Objective: Reproduce all the lines below exactly and omit the images.

Data provided:
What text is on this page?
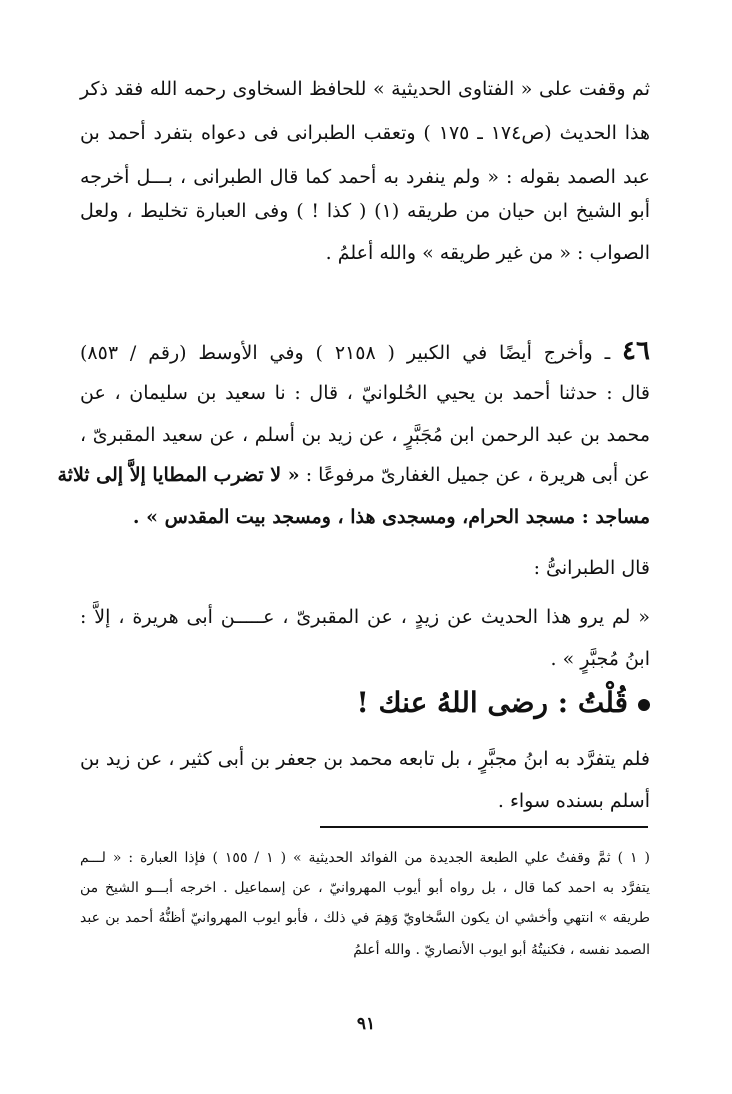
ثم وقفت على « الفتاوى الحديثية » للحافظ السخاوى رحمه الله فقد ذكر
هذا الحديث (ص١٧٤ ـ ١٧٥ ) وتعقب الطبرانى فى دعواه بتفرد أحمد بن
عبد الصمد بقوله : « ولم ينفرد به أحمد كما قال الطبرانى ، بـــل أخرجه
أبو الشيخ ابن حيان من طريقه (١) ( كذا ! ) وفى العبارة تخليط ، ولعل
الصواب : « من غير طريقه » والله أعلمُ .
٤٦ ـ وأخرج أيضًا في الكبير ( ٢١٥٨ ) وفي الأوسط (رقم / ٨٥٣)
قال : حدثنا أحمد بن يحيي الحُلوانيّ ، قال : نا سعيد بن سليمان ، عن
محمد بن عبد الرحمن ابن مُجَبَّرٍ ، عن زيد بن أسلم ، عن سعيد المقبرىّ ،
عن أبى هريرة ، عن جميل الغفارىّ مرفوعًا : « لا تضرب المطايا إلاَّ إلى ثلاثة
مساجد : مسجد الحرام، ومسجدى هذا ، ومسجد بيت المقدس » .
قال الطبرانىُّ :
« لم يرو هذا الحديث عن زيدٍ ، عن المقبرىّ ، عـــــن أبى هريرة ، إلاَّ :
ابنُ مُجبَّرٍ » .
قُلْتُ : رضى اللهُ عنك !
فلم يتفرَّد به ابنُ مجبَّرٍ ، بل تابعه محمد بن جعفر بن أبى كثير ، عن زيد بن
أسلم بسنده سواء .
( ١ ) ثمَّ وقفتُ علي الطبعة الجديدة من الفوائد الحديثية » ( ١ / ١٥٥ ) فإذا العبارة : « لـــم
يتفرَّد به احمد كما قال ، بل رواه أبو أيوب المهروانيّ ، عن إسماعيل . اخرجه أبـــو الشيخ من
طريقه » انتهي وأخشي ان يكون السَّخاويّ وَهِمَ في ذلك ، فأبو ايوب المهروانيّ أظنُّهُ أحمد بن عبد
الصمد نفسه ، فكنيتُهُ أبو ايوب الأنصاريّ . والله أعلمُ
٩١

Full response:
What text is on this page?
ثم وقفت على « الفتاوى الحديثية » للحافظ السخاوى رحمه الله فقد ذكر
هذا الحديث (ص١٧٤ ـ ١٧٥ ) وتعقب الطبرانى فى دعواه بتفرد أحمد بن
عبد الصمد بقوله : « ولم ينفرد به أحمد كما قال الطبرانى ، بـــل أخرجه
أبو الشيخ ابن حيان من طريقه (١) ( كذا ! ) وفى العبارة تخليط ، ولعل
الصواب : « من غير طريقه » والله أعلمُ .
٤٦ ـ وأخرج أيضًا في الكبير ( ٢١٥٨ ) وفي الأوسط (رقم / ٨٥٣)
قال : حدثنا أحمد بن يحيي الحُلوانيّ ، قال : نا سعيد بن سليمان ، عن
محمد بن عبد الرحمن ابن مُجَبَّرٍ ، عن زيد بن أسلم ، عن سعيد المقبرىّ ،
عن أبى هريرة ، عن جميل الغفارىّ مرفوعًا : « لا تضرب المطايا إلاَّ إلى ثلاثة
مساجد : مسجد الحرام، ومسجدى هذا ، ومسجد بيت المقدس » .
قال الطبرانىُّ :
« لم يرو هذا الحديث عن زيدٍ ، عن المقبرىّ ، عـــــن أبى هريرة ، إلاَّ :
ابنُ مُجبَّرٍ » .
قُلْتُ : رضى اللهُ عنك !
فلم يتفرَّد به ابنُ مجبَّرٍ ، بل تابعه محمد بن جعفر بن أبى كثير ، عن زيد بن
أسلم بسنده سواء .
( ١ ) ثمَّ وقفتُ علي الطبعة الجديدة من الفوائد الحديثية » ( ١ / ١٥٥ ) فإذا العبارة : « لـــم
يتفرَّد به احمد كما قال ، بل رواه أبو أيوب المهروانيّ ، عن إسماعيل . اخرجه أبـــو الشيخ من
طريقه » انتهي وأخشي ان يكون السَّخاويّ وَهِمَ في ذلك ، فأبو ايوب المهروانيّ أظنُّهُ أحمد بن عبد
الصمد نفسه ، فكنيتُهُ أبو ايوب الأنصاريّ . والله أعلمُ
٩١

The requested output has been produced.